# Short problem:
All of the data should be output character for character, except the pictures.

# Extracted records:

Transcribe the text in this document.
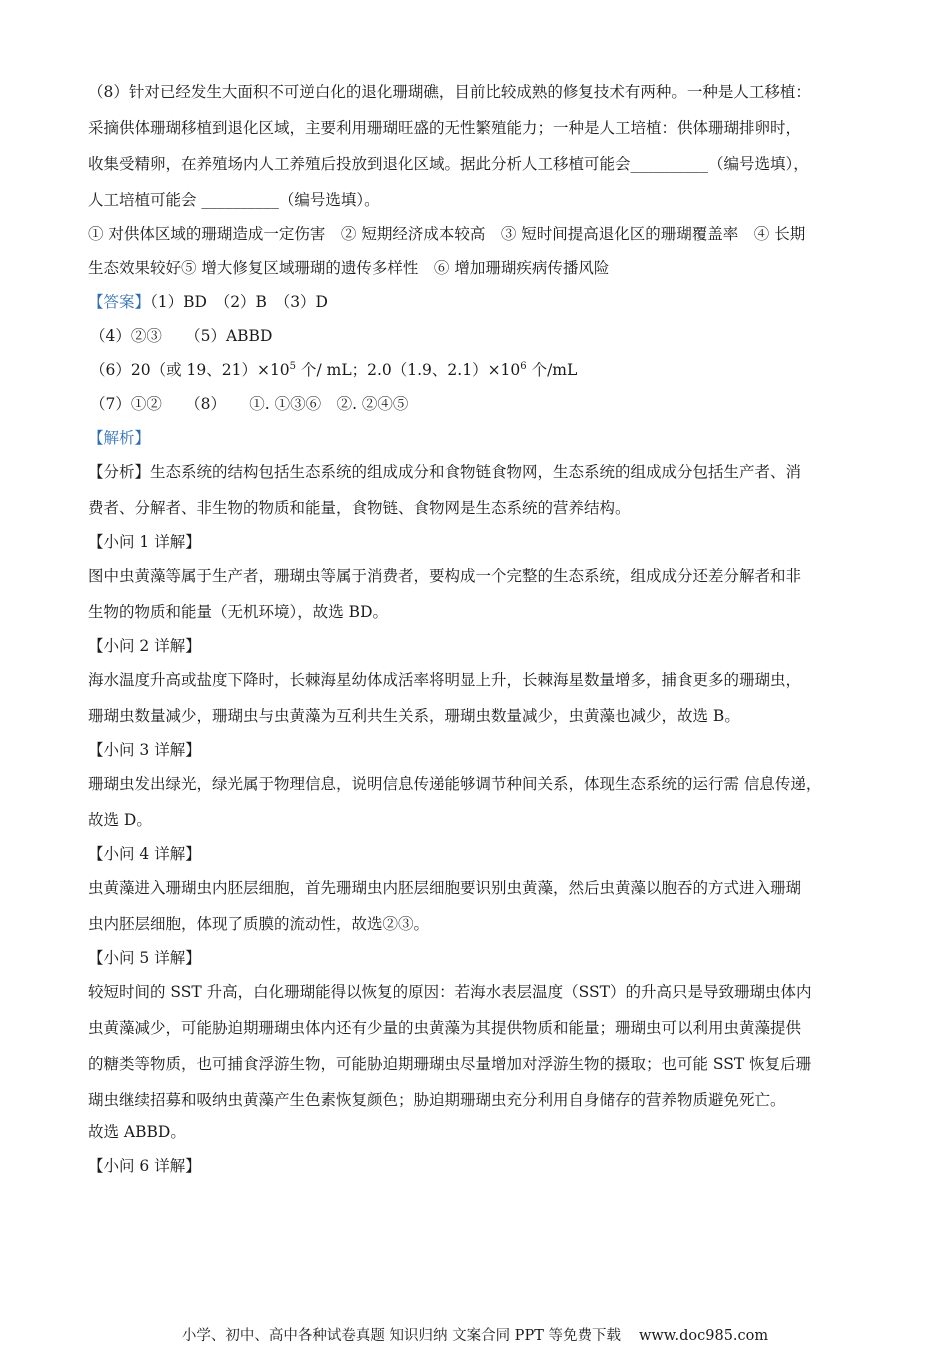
（8）针对已经发生大面积不可逆白化的退化珊瑚礁，目前比较成熟的修复技术有两种。一种是人工移植：
采摘供体珊瑚移植到退化区域，主要利用珊瑚旺盛的无性繁殖能力；一种是人工培植：供体珊瑚排卵时，
收集受精卵，在养殖场内人工养殖后投放到退化区域。据此分析人工移植可能会__________（编号选填），
人工培植可能会 __________（编号选填）。
① 对供体区域的珊瑚造成一定伤害　② 短期经济成本较高　③ 短时间提高退化区的珊瑚覆盖率　④ 长期
生态效果较好⑤ 增大修复区域珊瑚的遗传多样性　⑥ 增加珊瑚疾病传播风险
【答案】（1）BD　（2）B　（3）D
（4）②③　　（5）ABBD
（6）20（或 19、$21)\times 10^5$ 个/ mL；2.0（1.9、$2.1)\times 10^6$ 个/mL
（7）①②　　（8）　　①. ①③⑥　②. ②④⑤
【解析】
【分析】生态系统的结构包括生态系统的组成成分和食物链食物网，生态系统的组成成分包括生产者、消
费者、分解者、非生物的物质和能量，食物链、食物网是生态系统的营养结构。
【小问 1 详解】
图中虫黄藻等属于生产者，珊瑚虫等属于消费者，要构成一个完整的生态系统，组成成分还差分解者和非
生物的物质和能量（无机环境），故选 BD。
【小问 2 详解】
海水温度升高或盐度下降时，长棘海星幼体成活率将明显上升，长棘海星数量增多，捕食更多的珊瑚虫，
珊瑚虫数量减少，珊瑚虫与虫黄藻为互利共生关系，珊瑚虫数量减少，虫黄藻也减少，故选 B。
【小问 3 详解】
珊瑚虫发出绿光，绿光属于物理信息，说明信息传递能够调节种间关系，体现生态系统的运行需 信息传递，
故选 D。
【小问 4 详解】
虫黄藻进入珊瑚虫内胚层细胞，首先珊瑚虫内胚层细胞要识别虫黄藻，然后虫黄藻以胞吞的方式进入珊瑚
虫内胚层细胞，体现了质膜的流动性，故选②③。
【小问 5 详解】
较短时间的 SST 升高，白化珊瑚能得以恢复的原因：若海水表层温度（SST）的升高只是导致珊瑚虫体内
虫黄藻减少，可能胁迫期珊瑚虫体内还有少量的虫黄藻为其提供物质和能量；珊瑚虫可以利用虫黄藻提供
的糖类等物质，也可捕食浮游生物，可能胁迫期珊瑚虫尽量增加对浮游生物的摄取；也可能 SST 恢复后珊
瑚虫继续招募和吸纳虫黄藻产生色素恢复颜色；胁迫期珊瑚虫充分利用自身储存的营养物质避免死亡。
故选 ABBD。
【小问 6 详解】
小学、初中、高中各种试卷真题 知识归纳 文案合同 PPT 等免费下载 www.doc985.com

# Exercise response:
Transcribe the text in this document.
（8）针对已经发生大面积不可逆白化的退化珊瑚礁，目前比较成熟的修复技术有两种。一种是人工移植：
采摘供体珊瑚移植到退化区域，主要利用珊瑚旺盛的无性繁殖能力；一种是人工培植：供体珊瑚排卵时，
收集受精卵，在养殖场内人工养殖后投放到退化区域。据此分析人工移植可能会__________（编号选填），
人工培植可能会 __________（编号选填）。
① 对供体区域的珊瑚造成一定伤害　② 短期经济成本较高　③ 短时间提高退化区的珊瑚覆盖率　④ 长期
生态效果较好⑤ 增大修复区域珊瑚的遗传多样性　⑥ 增加珊瑚疾病传播风险
【答案】（1）BD　（2）B　（3）D
（4）②③　　（5）ABBD
（6）20（或 19、$21)\times 10^5$ 个/ mL；2.0（1.9、$2.1)\times 10^6$ 个/mL
（7）①②　　（8）　　①. ①③⑥　②. ②④⑤
【解析】
【分析】生态系统的结构包括生态系统的组成成分和食物链食物网，生态系统的组成成分包括生产者、消
费者、分解者、非生物的物质和能量，食物链、食物网是生态系统的营养结构。
【小问 1 详解】
图中虫黄藻等属于生产者，珊瑚虫等属于消费者，要构成一个完整的生态系统，组成成分还差分解者和非
生物的物质和能量（无机环境），故选 BD。
【小问 2 详解】
海水温度升高或盐度下降时，长棘海星幼体成活率将明显上升，长棘海星数量增多，捕食更多的珊瑚虫，
珊瑚虫数量减少，珊瑚虫与虫黄藻为互利共生关系，珊瑚虫数量减少，虫黄藻也减少，故选 B。
【小问 3 详解】
珊瑚虫发出绿光，绿光属于物理信息，说明信息传递能够调节种间关系，体现生态系统的运行需 信息传递，
故选 D。
【小问 4 详解】
虫黄藻进入珊瑚虫内胚层细胞，首先珊瑚虫内胚层细胞要识别虫黄藻，然后虫黄藻以胞吞的方式进入珊瑚
虫内胚层细胞，体现了质膜的流动性，故选②③。
【小问 5 详解】
较短时间的 SST 升高，白化珊瑚能得以恢复的原因：若海水表层温度（SST）的升高只是导致珊瑚虫体内
虫黄藻减少，可能胁迫期珊瑚虫体内还有少量的虫黄藻为其提供物质和能量；珊瑚虫可以利用虫黄藻提供
的糖类等物质，也可捕食浮游生物，可能胁迫期珊瑚虫尽量增加对浮游生物的摄取；也可能 SST 恢复后珊
瑚虫继续招募和吸纳虫黄藻产生色素恢复颜色；胁迫期珊瑚虫充分利用自身储存的营养物质避免死亡。
故选 ABBD。
【小问 6 详解】
小学、初中、高中各种试卷真题 知识归纳 文案合同 PPT 等免费下载 www.doc985.com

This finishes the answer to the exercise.